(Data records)

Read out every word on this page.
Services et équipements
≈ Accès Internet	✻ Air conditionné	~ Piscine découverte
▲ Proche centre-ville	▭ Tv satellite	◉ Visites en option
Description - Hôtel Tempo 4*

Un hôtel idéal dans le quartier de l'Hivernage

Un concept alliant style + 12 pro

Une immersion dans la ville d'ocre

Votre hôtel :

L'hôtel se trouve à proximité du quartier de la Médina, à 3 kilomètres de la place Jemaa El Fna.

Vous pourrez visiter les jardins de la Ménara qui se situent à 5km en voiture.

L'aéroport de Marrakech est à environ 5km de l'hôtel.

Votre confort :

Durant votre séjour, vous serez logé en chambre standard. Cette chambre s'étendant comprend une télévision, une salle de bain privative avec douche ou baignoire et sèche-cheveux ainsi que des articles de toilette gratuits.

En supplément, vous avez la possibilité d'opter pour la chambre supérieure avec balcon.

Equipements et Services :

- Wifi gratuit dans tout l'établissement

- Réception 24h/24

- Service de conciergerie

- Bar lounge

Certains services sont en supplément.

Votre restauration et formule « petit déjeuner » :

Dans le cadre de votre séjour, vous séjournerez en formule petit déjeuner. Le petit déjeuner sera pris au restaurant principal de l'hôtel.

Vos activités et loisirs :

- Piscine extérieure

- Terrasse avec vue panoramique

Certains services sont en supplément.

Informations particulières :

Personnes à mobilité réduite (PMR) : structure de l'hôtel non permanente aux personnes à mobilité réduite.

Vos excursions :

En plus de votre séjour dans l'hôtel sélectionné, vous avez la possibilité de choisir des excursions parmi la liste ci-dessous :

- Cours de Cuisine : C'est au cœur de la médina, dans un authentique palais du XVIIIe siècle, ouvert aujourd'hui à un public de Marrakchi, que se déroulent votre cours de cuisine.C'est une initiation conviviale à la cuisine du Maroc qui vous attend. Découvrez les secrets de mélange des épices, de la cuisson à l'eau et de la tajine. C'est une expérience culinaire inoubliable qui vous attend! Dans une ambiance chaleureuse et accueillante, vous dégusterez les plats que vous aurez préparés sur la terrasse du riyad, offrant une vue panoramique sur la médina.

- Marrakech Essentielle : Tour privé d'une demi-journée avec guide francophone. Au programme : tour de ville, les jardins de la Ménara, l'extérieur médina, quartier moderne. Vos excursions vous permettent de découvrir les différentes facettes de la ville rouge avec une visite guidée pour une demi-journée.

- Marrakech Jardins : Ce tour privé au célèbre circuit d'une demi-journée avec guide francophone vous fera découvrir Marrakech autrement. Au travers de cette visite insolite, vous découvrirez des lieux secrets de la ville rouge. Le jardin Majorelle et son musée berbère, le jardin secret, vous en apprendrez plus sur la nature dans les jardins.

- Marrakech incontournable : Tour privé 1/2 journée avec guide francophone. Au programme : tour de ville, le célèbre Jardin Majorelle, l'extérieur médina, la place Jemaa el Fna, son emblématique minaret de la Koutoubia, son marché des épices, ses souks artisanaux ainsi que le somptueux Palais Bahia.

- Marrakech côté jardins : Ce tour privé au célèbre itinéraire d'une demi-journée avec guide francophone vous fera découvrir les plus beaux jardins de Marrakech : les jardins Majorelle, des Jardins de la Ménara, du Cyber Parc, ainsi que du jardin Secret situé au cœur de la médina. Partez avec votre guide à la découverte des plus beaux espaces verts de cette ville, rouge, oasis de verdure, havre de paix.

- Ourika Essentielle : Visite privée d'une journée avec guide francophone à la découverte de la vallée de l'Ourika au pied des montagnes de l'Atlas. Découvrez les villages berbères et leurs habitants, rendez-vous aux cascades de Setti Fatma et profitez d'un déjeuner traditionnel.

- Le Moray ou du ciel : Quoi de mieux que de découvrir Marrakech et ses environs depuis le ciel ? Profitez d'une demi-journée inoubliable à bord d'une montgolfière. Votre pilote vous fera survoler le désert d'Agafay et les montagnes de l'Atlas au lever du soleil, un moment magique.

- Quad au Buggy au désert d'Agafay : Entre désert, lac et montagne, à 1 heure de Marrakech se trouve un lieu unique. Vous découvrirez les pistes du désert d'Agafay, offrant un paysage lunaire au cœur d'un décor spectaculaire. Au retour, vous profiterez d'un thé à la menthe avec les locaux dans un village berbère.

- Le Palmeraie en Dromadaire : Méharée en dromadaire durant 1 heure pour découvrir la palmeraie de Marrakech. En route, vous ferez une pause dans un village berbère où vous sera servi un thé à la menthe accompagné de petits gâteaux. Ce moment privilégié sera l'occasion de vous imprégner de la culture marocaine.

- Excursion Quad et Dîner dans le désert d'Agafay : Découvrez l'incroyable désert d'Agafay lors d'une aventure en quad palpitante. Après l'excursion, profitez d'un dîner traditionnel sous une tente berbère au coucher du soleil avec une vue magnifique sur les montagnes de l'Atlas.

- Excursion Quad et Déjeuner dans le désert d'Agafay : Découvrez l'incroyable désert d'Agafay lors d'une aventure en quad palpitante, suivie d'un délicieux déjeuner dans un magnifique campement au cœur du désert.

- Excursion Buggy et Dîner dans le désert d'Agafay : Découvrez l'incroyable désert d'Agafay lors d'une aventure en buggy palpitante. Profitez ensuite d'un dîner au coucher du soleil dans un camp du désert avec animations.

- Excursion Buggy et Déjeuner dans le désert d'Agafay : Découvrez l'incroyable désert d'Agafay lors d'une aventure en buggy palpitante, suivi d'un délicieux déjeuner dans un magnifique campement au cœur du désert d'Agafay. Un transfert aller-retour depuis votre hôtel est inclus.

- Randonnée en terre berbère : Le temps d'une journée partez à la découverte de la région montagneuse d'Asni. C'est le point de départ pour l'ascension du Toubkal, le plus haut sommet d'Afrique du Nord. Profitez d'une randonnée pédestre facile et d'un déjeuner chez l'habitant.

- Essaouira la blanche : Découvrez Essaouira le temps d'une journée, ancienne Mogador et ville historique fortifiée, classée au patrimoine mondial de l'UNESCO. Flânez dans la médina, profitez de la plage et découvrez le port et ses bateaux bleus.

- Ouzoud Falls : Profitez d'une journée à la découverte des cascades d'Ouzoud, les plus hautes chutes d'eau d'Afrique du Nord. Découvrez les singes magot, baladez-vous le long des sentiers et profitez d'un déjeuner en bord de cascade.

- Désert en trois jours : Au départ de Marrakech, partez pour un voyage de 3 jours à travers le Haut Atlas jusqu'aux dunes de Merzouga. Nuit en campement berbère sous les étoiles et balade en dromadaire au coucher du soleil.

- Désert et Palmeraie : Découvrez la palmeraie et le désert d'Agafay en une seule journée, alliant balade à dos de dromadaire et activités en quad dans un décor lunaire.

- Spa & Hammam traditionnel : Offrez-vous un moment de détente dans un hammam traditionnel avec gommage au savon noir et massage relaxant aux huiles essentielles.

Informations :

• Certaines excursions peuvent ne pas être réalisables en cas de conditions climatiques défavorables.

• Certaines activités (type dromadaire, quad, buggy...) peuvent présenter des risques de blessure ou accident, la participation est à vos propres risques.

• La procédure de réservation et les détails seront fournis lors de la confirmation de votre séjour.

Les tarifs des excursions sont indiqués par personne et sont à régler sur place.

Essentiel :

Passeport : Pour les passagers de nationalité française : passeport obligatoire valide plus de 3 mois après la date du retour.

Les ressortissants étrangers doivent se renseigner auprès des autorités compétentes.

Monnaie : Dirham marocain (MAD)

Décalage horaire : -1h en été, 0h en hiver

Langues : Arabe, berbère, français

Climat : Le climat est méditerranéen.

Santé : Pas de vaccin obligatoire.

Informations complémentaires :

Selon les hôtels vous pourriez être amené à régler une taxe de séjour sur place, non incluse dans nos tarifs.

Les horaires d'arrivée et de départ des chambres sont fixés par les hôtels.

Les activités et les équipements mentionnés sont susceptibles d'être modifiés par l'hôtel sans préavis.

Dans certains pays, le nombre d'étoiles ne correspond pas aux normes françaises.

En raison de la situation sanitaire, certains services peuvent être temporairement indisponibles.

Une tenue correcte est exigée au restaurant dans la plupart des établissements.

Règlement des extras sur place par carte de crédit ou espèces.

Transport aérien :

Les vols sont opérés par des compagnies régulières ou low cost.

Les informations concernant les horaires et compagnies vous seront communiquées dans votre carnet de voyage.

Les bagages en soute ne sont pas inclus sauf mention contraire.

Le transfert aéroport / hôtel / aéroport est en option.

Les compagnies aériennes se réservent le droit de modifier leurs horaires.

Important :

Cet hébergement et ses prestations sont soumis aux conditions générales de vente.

#### Goal:
Show every line of the listing in which the string "régler" can be found.

#### Task output:
Les tarifs des excursions sont indiqués par personne et sont à régler sur place.
Selon les hôtels vous pourriez être amené à régler une taxe de séjour sur place, non incluse dans nos tarifs.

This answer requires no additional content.